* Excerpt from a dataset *
•••••

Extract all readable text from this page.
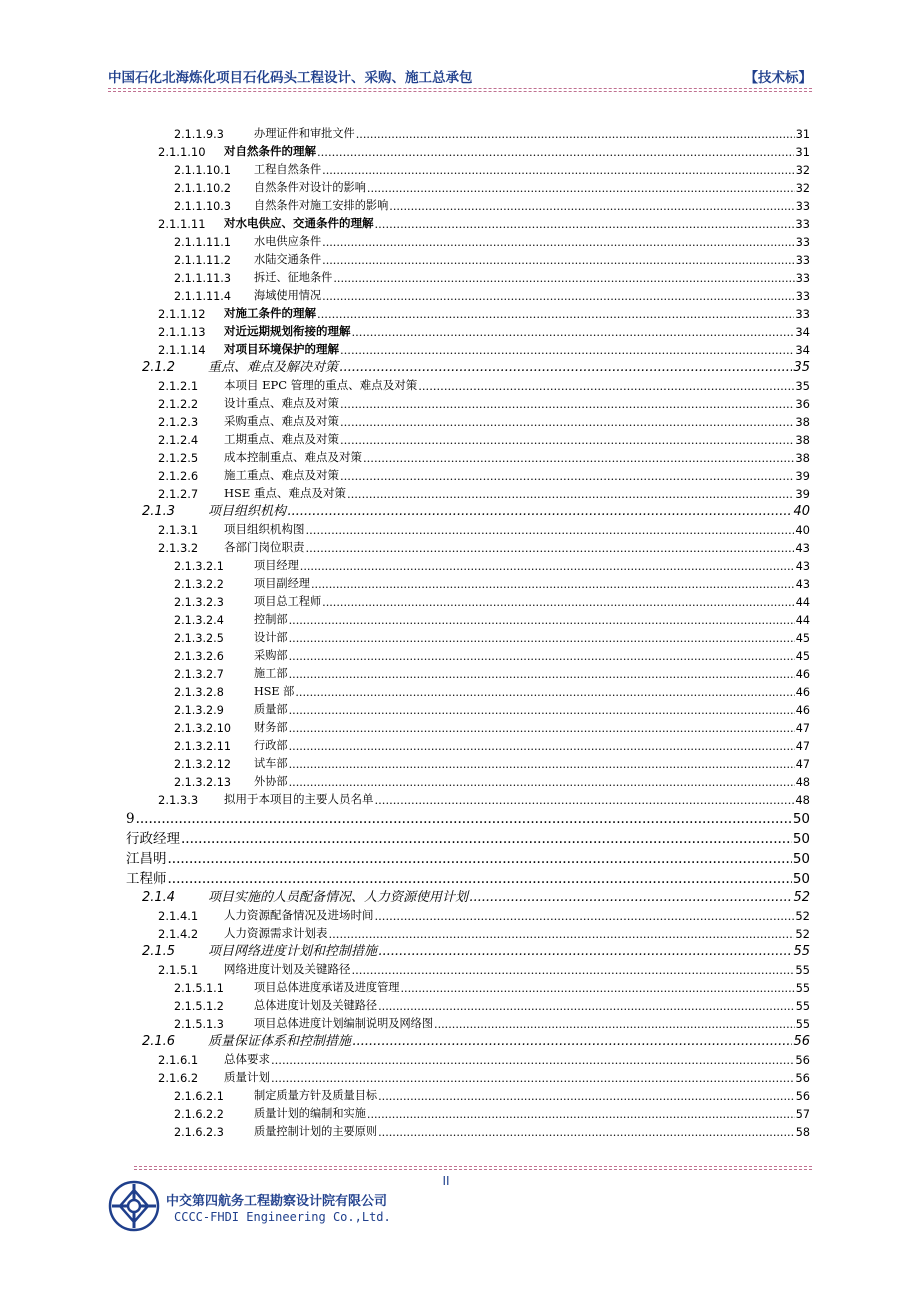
中国石化北海炼化项目石化码头工程设计、采购、施工总承包	【技术标】
2.1.1.9.3	办理证件和审批文件 .....	31
2.1.1.10	对自然条件的理解 .....	31
2.1.1.10.1	工程自然条件 .....	32
2.1.1.10.2	自然条件对设计的影响 .....	32
2.1.1.10.3	自然条件对施工安排的影响 .....	33
2.1.1.11	对水电供应、交通条件的理解 .....	33
2.1.1.11.1	水电供应条件 .....	33
2.1.1.11.2	水陆交通条件 .....	33
2.1.1.11.3	拆迁、征地条件 .....	33
2.1.1.11.4	海域使用情况 .....	33
2.1.1.12	对施工条件的理解 .....	33
2.1.1.13	对近远期规划衔接的理解 .....	34
2.1.1.14	对项目环境保护的理解 .....	34
2.1.2	重点、难点及解决对策 .....	35
2.1.2.1	本项目 EPC 管理的重点、难点及对策 .....	35
2.1.2.2	设计重点、难点及对策 .....	36
2.1.2.3	采购重点、难点及对策 .....	38
2.1.2.4	工期重点、难点及对策 .....	38
2.1.2.5	成本控制重点、难点及对策 .....	38
2.1.2.6	施工重点、难点及对策 .....	39
2.1.2.7	HSE 重点、难点及对策 .....	39
2.1.3	项目组织机构 .....	40
2.1.3.1	项目组织机构图 .....	40
2.1.3.2	各部门岗位职责 .....	43
2.1.3.2.1	项目经理 .....	43
2.1.3.2.2	项目副经理 .....	43
2.1.3.2.3	项目总工程师 .....	44
2.1.3.2.4	控制部 .....	44
2.1.3.2.5	设计部 .....	45
2.1.3.2.6	采购部 .....	45
2.1.3.2.7	施工部 .....	46
2.1.3.2.8	HSE 部 .....	46
2.1.3.2.9	质量部 .....	46
2.1.3.2.10	财务部 .....	47
2.1.3.2.11	行政部 .....	47
2.1.3.2.12	试车部 .....	47
2.1.3.2.13	外协部 .....	48
2.1.3.3	拟用于本项目的主要人员名单 .....	48
9 .....	50
行政经理 .....	50
江昌明 .....	50
工程师 .....	50
2.1.4	项目实施的人员配备情况、人力资源使用计划 .....	52
2.1.4.1	人力资源配备情况及进场时间 .....	52
2.1.4.2	人力资源需求计划表 .....	52
2.1.5	项目网络进度计划和控制措施 .....	55
2.1.5.1	网络进度计划及关键路径 .....	55
2.1.5.1.1	项目总体进度承诺及进度管理 .....	55
2.1.5.1.2	总体进度计划及关键路径 .....	55
2.1.5.1.3	项目总体进度计划编制说明及网络图 .....	55
2.1.6	质量保证体系和控制措施 .....	56
2.1.6.1	总体要求 .....	56
2.1.6.2	质量计划 .....	56
2.1.6.2.1	制定质量方针及质量目标 .....	56
2.1.6.2.2	质量计划的编制和实施 .....	57
2.1.6.2.3	质量控制计划的主要原则 .....	58
II
中交第四航务工程勘察设计院有限公司
CCCC-FHDI Engineering Co.,Ltd.
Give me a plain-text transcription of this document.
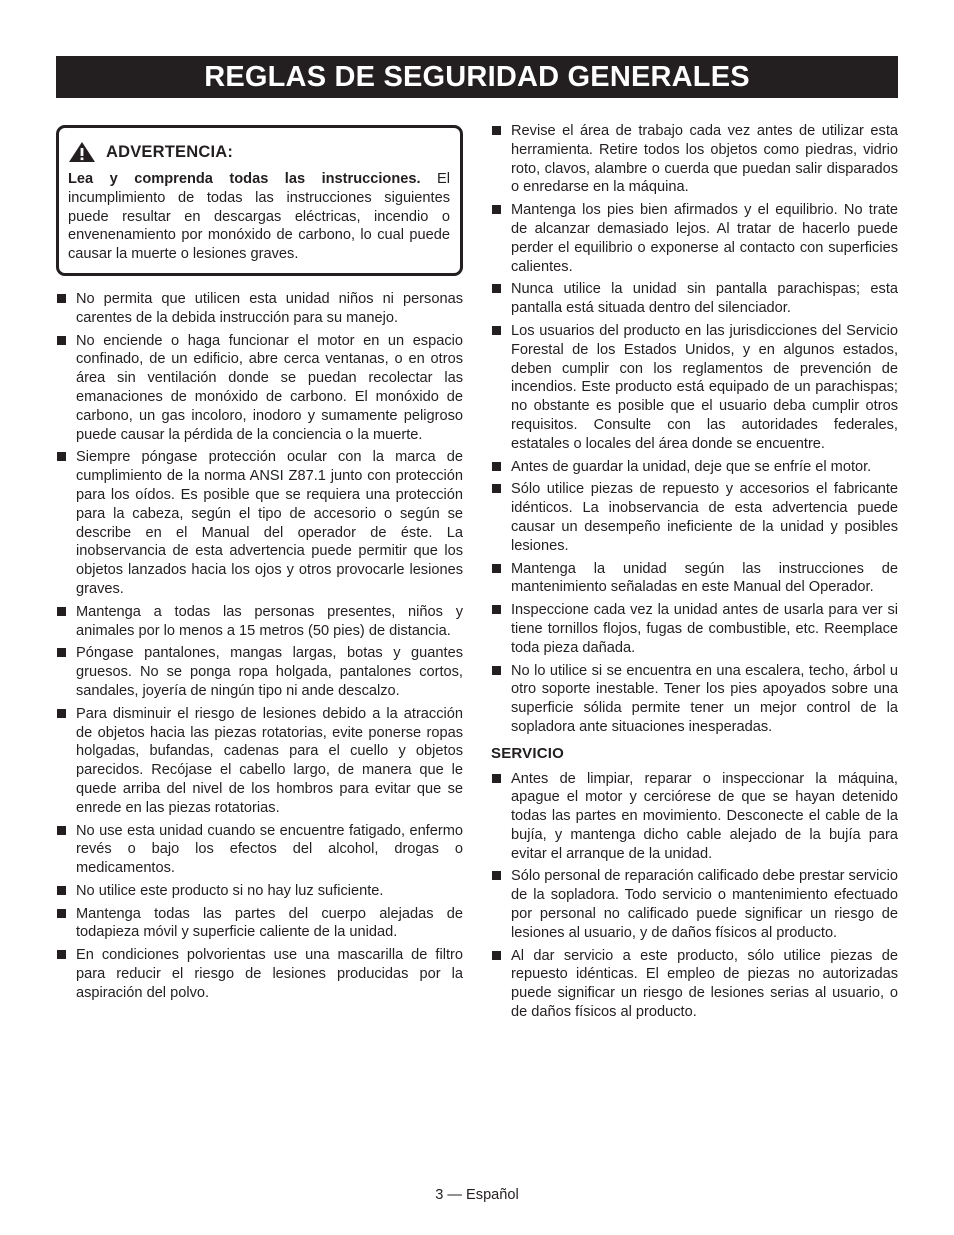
REGLAS DE SEGURIDAD GENERALES
ADVERTENCIA:
Lea y comprenda todas las instrucciones. El incumplimiento de todas las instrucciones siguientes puede resultar en descargas eléctricas, incendio o envenenamiento por monóxido de carbono, lo cual puede causar la muerte o lesiones graves.
No permita que utilicen esta unidad niños ni personas carentes de la debida instrucción para su manejo.
No enciende o haga funcionar el motor en un espacio confinado, de un edificio, abre cerca ventanas, o en otros área sin ventilación donde se puedan recolectar las emanaciones de monóxido de carbono. El monóxido de carbono, un gas incoloro, inodoro y sumamente peligroso puede causar la pérdida de la conciencia o la muerte.
Siempre póngase protección ocular con la marca de cumplimiento de la norma ANSI Z87.1 junto con protección para los oídos. Es posible que se requiera una protección para la cabeza, según el tipo de accesorio o según se describe en el Manual del operador de éste. La inobservancia de esta advertencia puede permitir que los objetos lanzados hacia los ojos y otros provocarle lesiones graves.
Mantenga a todas las personas presentes, niños y animales por lo menos a 15 metros (50 pies) de distancia.
Póngase pantalones, mangas largas, botas y guantes gruesos. No se ponga ropa holgada, pantalones cortos, sandales, joyería de ningún tipo ni ande descalzo.
Para disminuir el riesgo de lesiones debido a la atracción de objetos hacia las piezas rotatorias, evite ponerse ropas holgadas, bufandas, cadenas para el cuello y objetos parecidos. Recójase el cabello largo, de manera que le quede arriba del nivel de los hombros para evitar que se enrede en las piezas rotatorias.
No use esta unidad cuando se encuentre fatigado, enfermo revés o bajo los efectos del alcohol, drogas o medicamentos.
No utilice este producto si no hay luz suficiente.
Mantenga todas las partes del cuerpo alejadas de todapieza móvil y superficie caliente de la unidad.
En condiciones polvorientas use una mascarilla de filtro para reducir el riesgo de lesiones producidas por la aspiración del polvo.
Revise el área de trabajo cada vez antes de utilizar esta herramienta. Retire todos los objetos como piedras, vidrio roto, clavos, alambre o cuerda que puedan salir disparados o enredarse en la máquina.
Mantenga los pies bien afirmados y el equilibrio. No trate de alcanzar demasiado lejos. Al tratar de hacerlo puede perder el equilibrio o exponerse al contacto con superficies calientes.
Nunca utilice la unidad sin pantalla parachispas; esta pantalla está situada dentro del silenciador.
Los usuarios del producto en las jurisdicciones del Servicio Forestal de los Estados Unidos, y en algunos estados, deben cumplir con los reglamentos de prevención de incendios. Este producto está equipado de un parachispas; no obstante es posible que el usuario deba cumplir otros requisitos. Consulte con las autoridades federales, estatales o locales del área donde se encuentre.
Antes de guardar la unidad, deje que se enfríe el motor.
Sólo utilice piezas de repuesto y accesorios el fabricante idénticos. La inobservancia de esta advertencia puede causar un desempeño ineficiente de la unidad y posibles lesiones.
Mantenga la unidad según las instrucciones de mantenimiento señaladas en este Manual del Operador.
Inspeccione cada vez la unidad antes de usarla para ver si tiene tornillos flojos, fugas de combustible, etc. Reemplace toda pieza dañada.
No lo utilice si se encuentra en una escalera, techo, árbol u otro soporte inestable. Tener los pies apoyados sobre una superficie sólida permite tener un mejor control de la sopladora ante situaciones inesperadas.
SERVICIO
Antes de limpiar, reparar o inspeccionar la máquina, apague el motor y cerciórese de que se hayan detenido todas las partes en movimiento. Desconecte el cable de la bujía, y mantenga dicho cable alejado de la bujía para evitar el arranque de la unidad.
Sólo personal de reparación calificado debe prestar servicio de la sopladora. Todo servicio o mantenimiento efectuado por personal no calificado puede significar un riesgo de lesiones al usuario, y de daños físicos al producto.
Al dar servicio a este producto, sólo utilice piezas de repuesto idénticas. El empleo de piezas no autorizadas puede significar un riesgo de lesiones serias al usuario, o de daños físicos al producto.
3 — Español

•••••

* What is being asked *
Check each line of the entries above, and show every one holding the word "mantenimiento".

* Solution to this problem *
Mantenga la unidad según las instrucciones de mantenimiento señaladas en este Manual del Operador.
Sólo personal de reparación calificado debe prestar servicio de la sopladora. Todo servicio o mantenimiento efectuado por personal no calificado puede significar un riesgo de lesiones al usuario, y de daños físicos al producto.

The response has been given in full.